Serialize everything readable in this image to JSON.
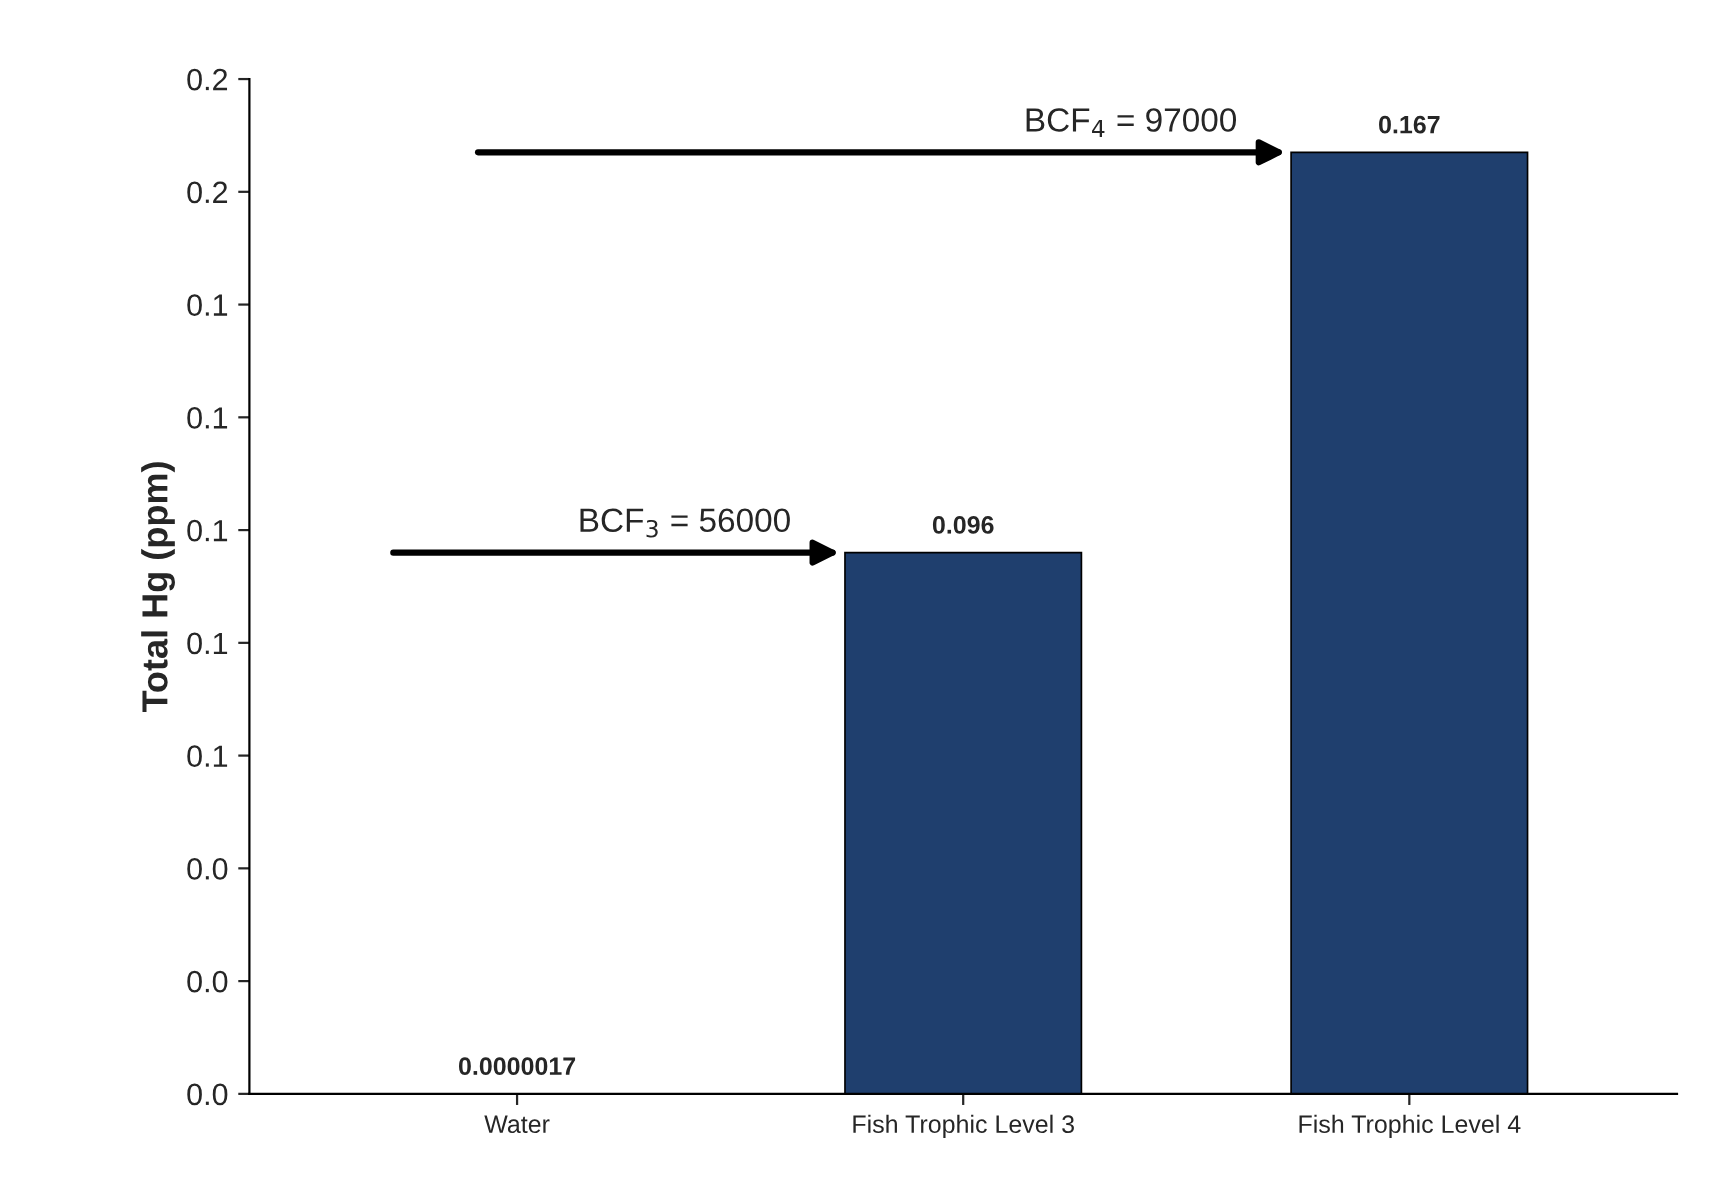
{
  "chart_data": {
    "type": "bar",
    "categories": [
      "Water",
      "Fish Trophic Level 3",
      "Fish Trophic Level 4"
    ],
    "values": [
      1.7e-06,
      0.096,
      0.167
    ],
    "color": "#1f3f6e",
    "ylabel": "Total Hg (ppm)",
    "ylim": [
      0,
      0.18
    ],
    "yticks": [
      {
        "value": 0,
        "label": "0.0"
      },
      {
        "value": 0.02,
        "label": "0.0"
      },
      {
        "value": 0.04,
        "label": "0.0"
      },
      {
        "value": 0.06,
        "label": "0.1"
      },
      {
        "value": 0.08,
        "label": "0.1"
      },
      {
        "value": 0.1,
        "label": "0.1"
      },
      {
        "value": 0.12,
        "label": "0.1"
      },
      {
        "value": 0.14,
        "label": "0.1"
      },
      {
        "value": 0.16,
        "label": "0.2"
      },
      {
        "value": 0.18,
        "label": "0.2"
      }
    ],
    "value_labels": [
      "0.0000017",
      "0.096",
      "0.167"
    ],
    "grid": false,
    "legend": false,
    "annotations": [
      "BCF$_{3}$ = 56000",
      "BCF$_{4}$ = 97000"
    ]
  }
}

YOUR TASK >> Omit every picture, then reproduce the rest of the listing exactly.

SOLVED PROBLEM >>
Serialize everything readable in this image to JSON.
{
  "chart_data": {
    "type": "bar",
    "categories": [
      "Water",
      "Fish Trophic Level 3",
      "Fish Trophic Level 4"
    ],
    "values": [
      1.7e-06,
      0.096,
      0.167
    ],
    "color": "#1f3f6e",
    "ylabel": "Total Hg (ppm)",
    "ylim": [
      0,
      0.18
    ],
    "yticks": [
      {
        "value": 0,
        "label": "0.0"
      },
      {
        "value": 0.02,
        "label": "0.0"
      },
      {
        "value": 0.04,
        "label": "0.0"
      },
      {
        "value": 0.06,
        "label": "0.1"
      },
      {
        "value": 0.08,
        "label": "0.1"
      },
      {
        "value": 0.1,
        "label": "0.1"
      },
      {
        "value": 0.12,
        "label": "0.1"
      },
      {
        "value": 0.14,
        "label": "0.1"
      },
      {
        "value": 0.16,
        "label": "0.2"
      },
      {
        "value": 0.18,
        "label": "0.2"
      }
    ],
    "value_labels": [
      "0.0000017",
      "0.096",
      "0.167"
    ],
    "grid": false,
    "legend": false,
    "annotations": [
      "BCF$_{3}$ = 56000",
      "BCF$_{4}$ = 97000"
    ]
  }
}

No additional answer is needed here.